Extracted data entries

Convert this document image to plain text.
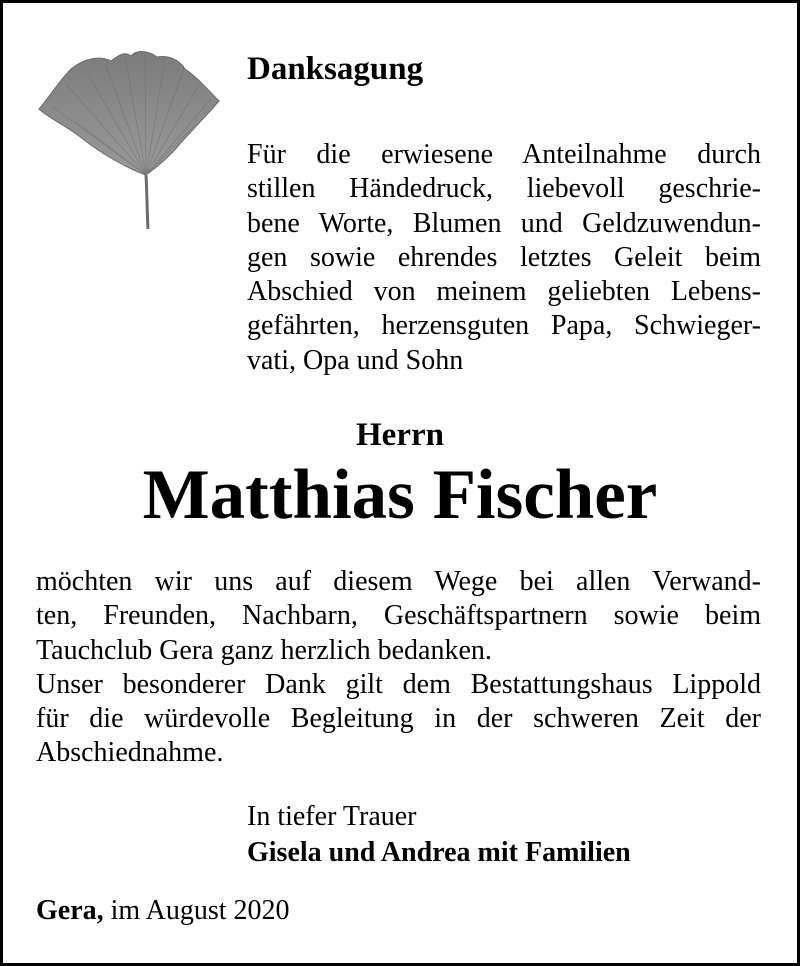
Danksagung
Für die erwiesene Anteilnahme durch
stillen Händedruck, liebevoll geschrie-
bene Worte, Blumen und Geldzuwendun-
gen sowie ehrendes letztes Geleit beim
Abschied von meinem geliebten Lebens-
gefährten, herzensguten Papa, Schwieger-
vati, Opa und Sohn
Herrn
Matthias Fischer
möchten wir uns auf diesem Wege bei allen Verwand-
ten, Freunden, Nachbarn, Geschäftspartnern sowie beim
Tauchclub Gera ganz herzlich bedanken.
Unser besonderer Dank gilt dem Bestattungshaus Lippold
für die würdevolle Begleitung in der schweren Zeit der
Abschiednahme.
In tiefer Trauer
Gisela und Andrea mit Familien
Gera, im August 2020
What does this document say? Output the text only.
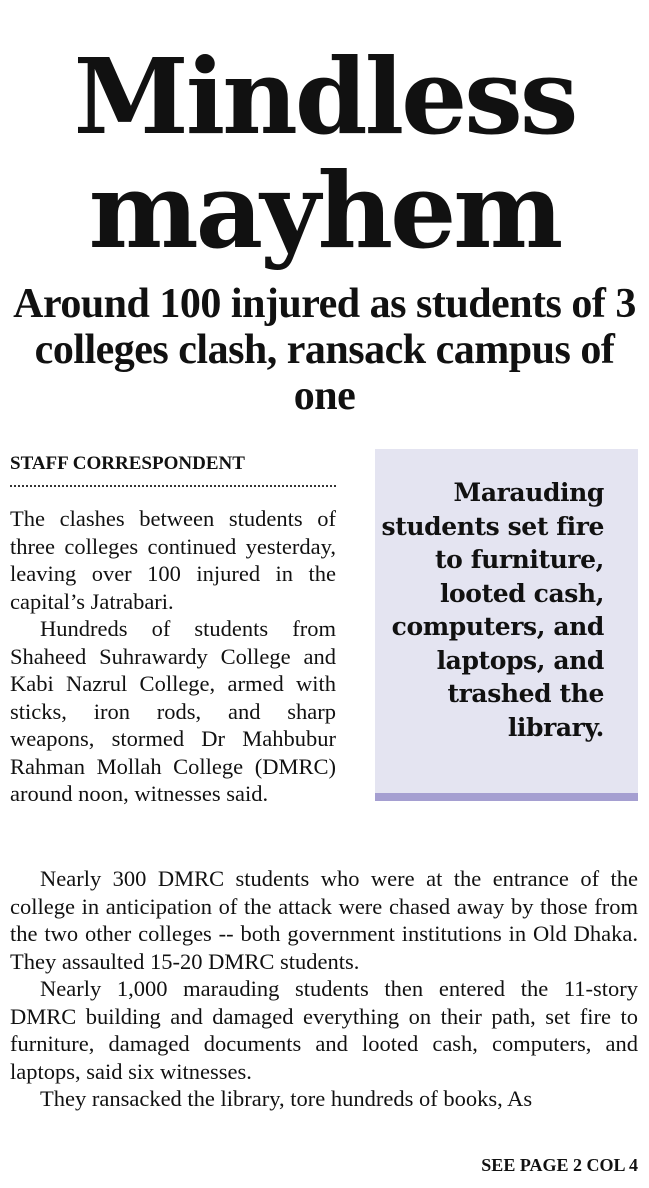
Mindless mayhem
Around 100 injured as students of 3 colleges clash, ransack campus of one
STAFF CORRESPONDENT

The clashes between students of three colleges continued yesterday, leaving over 100 injured in the capital’s Jatrabari.

Hundreds of students from Shaheed Suhrawardy College and Kabi Nazrul College, armed with sticks, iron rods, and sharp weapons, stormed Dr Mahbubur Rahman Mollah College (DMRC) around noon, witnesses said.

Marauding students set fire to furniture, looted cash, computers, and laptops, and trashed the library.

Nearly 300 DMRC students who were at the entrance of the college in anticipation of the attack were chased away by those from the two other colleges -- both government institutions in Old Dhaka. They assaulted 15-20 DMRC students.

Nearly 1,000 marauding students then entered the 11-story DMRC building and damaged everything on their path, set fire to furniture, damaged documents and looted cash, computers, and laptops, said six witnesses.

They ransacked the library, tore hundreds of books, As

SEE PAGE 2 COL 4
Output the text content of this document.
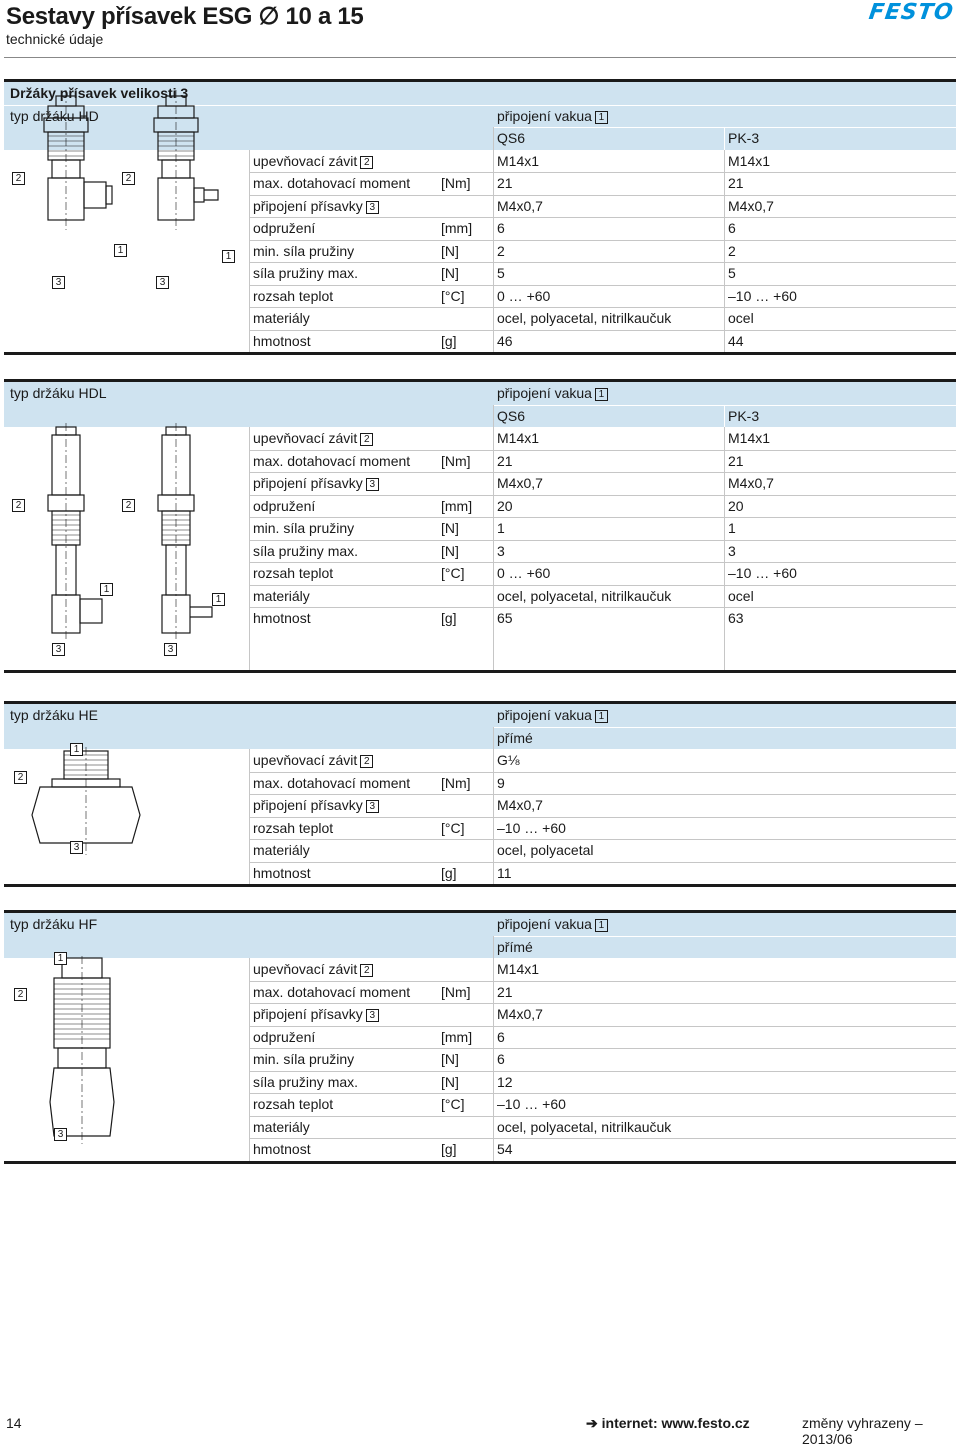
Sestavy přísavek ESG ∅ 10 a 15
technické údaje
FESTO
Držáky přísavek velikosti 3
typ držáku HD	připojení vakua 1
QS6	PK-3
upevňovací závit 2	M14x1	M14x1
max. dotahovací moment [Nm] 21	21
připojení přísavky 3	M4x0,7	M4x0,7
odpružení	[mm] 6	6
min. síla pružiny	[N]	2	2
síla pružiny max.	[N]	5	5
rozsah teplot	[°C] 0 … +60	–10 … +60
materiály	ocel, polyacetal, nitrilkaučuk	ocel
hmotnost	[g]	46	44
2	2
1
1
3	3
typ držáku HDL	připojení vakua 1
QS6	PK-3
upevňovací závit 2	M14x1	M14x1
max. dotahovací moment [Nm] 21	21
připojení přísavky 3	M4x0,7	M4x0,7
odpružení	[mm] 20	20
min. síla pružiny	[N]	1	1
síla pružiny max.	[N]	3	3
rozsah teplot	[°C] 0 … +60	–10 … +60
materiály	ocel, polyacetal, nitrilkaučuk	ocel
hmotnost	[g]	65	63
2	2
1
1
3	3
typ držáku HE	připojení vakua 1
přímé
upevňovací závit 2	G⅛
max. dotahovací moment [Nm] 9
připojení přísavky 3	M4x0,7
rozsah teplot	[°C] –10 … +60
materiály	ocel, polyacetal
hmotnost	[g]	11
1
2
3
typ držáku HF	připojení vakua 1
přímé
upevňovací závit 2	M14x1
max. dotahovací moment [Nm] 21
připojení přísavky 3	M4x0,7
odpružení	[mm] 6
min. síla pružiny	[N]	6
síla pružiny max.	[N]	12
rozsah teplot	[°C] –10 … +60
materiály	ocel, polyacetal, nitrilkaučuk
hmotnost	[g]	54
1
2
3
14	➔ internet: www.festo.cz	změny vyhrazeny – 2013/06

SHORT TASK >> Each line above that holds the string "library" should be copied and shown.

RESULT BELOW >>
Marauding students set fire to furniture, looted cash, computers, and laptops, and trashed the library.
They ransacked the library, tore hundreds of books, As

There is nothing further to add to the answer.